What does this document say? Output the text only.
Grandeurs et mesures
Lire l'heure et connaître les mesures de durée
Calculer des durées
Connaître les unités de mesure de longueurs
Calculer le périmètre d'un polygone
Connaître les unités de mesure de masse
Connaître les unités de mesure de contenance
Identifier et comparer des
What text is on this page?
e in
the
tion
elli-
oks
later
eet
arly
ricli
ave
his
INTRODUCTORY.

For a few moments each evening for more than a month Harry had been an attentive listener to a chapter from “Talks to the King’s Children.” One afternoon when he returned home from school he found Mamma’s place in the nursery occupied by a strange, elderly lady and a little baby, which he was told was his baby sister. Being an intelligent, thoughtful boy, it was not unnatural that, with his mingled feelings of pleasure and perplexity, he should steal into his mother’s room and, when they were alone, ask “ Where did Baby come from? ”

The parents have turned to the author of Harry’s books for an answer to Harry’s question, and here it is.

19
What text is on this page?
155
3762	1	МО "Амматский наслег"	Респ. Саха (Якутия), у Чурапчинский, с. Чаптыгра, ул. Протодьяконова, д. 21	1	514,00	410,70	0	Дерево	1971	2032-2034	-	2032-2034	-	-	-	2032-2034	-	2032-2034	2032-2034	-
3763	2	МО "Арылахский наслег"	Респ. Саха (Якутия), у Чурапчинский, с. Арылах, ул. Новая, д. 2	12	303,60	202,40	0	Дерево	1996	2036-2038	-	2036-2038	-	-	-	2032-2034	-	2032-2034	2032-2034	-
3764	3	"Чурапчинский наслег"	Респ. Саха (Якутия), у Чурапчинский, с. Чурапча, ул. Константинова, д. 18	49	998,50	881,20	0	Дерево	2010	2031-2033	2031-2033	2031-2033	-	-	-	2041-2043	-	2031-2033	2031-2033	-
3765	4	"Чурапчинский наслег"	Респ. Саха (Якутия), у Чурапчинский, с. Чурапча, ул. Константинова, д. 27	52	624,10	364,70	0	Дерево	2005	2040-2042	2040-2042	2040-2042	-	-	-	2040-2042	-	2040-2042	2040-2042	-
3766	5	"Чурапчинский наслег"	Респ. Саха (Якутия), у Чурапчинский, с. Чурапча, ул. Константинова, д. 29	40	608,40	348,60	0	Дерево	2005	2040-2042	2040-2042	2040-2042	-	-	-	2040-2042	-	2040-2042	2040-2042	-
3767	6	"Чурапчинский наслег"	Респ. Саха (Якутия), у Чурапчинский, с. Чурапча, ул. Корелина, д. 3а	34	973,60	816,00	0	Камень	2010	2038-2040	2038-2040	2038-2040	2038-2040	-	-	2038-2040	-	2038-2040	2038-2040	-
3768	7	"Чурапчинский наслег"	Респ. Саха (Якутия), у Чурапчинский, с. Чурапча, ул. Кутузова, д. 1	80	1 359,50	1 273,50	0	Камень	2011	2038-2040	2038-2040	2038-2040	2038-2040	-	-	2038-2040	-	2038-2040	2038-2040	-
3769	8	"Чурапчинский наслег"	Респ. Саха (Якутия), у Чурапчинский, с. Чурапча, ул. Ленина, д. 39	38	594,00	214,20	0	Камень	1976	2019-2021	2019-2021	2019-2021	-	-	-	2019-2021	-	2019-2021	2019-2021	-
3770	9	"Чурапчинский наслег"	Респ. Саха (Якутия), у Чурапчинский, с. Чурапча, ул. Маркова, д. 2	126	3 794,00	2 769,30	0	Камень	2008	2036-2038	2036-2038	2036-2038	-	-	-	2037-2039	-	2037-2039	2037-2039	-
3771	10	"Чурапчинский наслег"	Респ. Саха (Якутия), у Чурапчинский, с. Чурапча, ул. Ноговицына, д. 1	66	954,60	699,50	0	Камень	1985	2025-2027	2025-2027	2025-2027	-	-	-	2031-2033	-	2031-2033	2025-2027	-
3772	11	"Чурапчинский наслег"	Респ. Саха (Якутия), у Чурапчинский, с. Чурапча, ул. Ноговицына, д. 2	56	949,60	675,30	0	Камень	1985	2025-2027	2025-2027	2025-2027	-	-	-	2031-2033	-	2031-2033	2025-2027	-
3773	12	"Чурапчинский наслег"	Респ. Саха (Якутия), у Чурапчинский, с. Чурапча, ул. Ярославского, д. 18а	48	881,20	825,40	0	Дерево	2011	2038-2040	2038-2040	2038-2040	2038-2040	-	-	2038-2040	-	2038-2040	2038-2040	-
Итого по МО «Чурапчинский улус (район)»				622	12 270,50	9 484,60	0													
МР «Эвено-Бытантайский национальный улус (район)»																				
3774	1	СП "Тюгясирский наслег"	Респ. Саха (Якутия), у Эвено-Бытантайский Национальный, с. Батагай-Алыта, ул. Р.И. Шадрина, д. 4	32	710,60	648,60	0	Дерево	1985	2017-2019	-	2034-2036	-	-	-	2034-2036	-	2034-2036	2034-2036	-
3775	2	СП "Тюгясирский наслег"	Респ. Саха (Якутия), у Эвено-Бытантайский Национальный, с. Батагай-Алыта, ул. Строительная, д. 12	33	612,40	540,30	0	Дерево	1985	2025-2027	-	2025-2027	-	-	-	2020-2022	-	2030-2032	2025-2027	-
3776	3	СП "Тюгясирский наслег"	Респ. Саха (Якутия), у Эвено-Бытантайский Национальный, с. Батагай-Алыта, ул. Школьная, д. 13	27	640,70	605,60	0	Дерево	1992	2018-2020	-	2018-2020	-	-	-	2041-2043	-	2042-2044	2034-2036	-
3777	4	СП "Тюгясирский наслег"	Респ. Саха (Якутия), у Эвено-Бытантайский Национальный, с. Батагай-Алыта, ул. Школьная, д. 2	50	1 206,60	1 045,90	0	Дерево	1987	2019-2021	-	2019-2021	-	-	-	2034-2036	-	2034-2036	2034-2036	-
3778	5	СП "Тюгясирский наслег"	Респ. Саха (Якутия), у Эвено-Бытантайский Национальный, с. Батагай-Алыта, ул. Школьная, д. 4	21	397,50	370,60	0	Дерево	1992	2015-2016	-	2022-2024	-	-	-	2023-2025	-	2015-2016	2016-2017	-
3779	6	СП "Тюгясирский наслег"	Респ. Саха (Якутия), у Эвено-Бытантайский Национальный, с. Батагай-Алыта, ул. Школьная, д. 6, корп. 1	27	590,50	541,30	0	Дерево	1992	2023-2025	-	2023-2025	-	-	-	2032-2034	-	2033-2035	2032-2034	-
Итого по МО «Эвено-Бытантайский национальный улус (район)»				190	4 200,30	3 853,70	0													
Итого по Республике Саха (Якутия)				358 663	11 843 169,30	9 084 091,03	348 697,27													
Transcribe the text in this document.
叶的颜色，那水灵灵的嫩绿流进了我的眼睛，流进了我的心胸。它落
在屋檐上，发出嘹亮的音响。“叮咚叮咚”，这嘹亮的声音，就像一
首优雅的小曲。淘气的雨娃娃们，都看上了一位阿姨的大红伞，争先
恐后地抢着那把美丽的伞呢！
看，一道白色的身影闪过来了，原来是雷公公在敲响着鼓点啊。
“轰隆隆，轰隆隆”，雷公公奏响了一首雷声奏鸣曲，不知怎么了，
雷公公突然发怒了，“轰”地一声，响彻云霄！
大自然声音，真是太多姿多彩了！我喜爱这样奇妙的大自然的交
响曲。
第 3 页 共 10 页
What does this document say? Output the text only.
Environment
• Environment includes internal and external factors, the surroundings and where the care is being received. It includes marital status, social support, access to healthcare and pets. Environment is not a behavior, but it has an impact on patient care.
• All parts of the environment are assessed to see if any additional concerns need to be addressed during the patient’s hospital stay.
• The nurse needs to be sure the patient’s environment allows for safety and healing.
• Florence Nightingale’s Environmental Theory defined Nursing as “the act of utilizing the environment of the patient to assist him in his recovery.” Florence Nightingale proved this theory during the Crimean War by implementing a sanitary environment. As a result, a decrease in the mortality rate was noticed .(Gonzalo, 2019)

━━━━━━━━

▶ **WHAT TO WORK ON**
Check each line of the entries above for the word "Harry". List the ones that have it.

▶ **SOLUTION FOR THIS EXERCISE**
For a few moments each evening for more than a month Harry had been an attentive listener to a chapter from “Talks to the King’s Children.” One afternoon when he returned home from school he found Mamma’s place in the nursery occupied by a strange, elderly lady and a little baby, which he was told was his baby sister. Being an intelligent, thoughtful boy, it was not unnatural that, with his mingled feelings of pleasure and perplexity, he should steal into his mother’s room and, when they were alone, ask “ Where did Baby come from? ”
The parents have turned to the author of Harry’s books for an answer to Harry’s question, and here it is.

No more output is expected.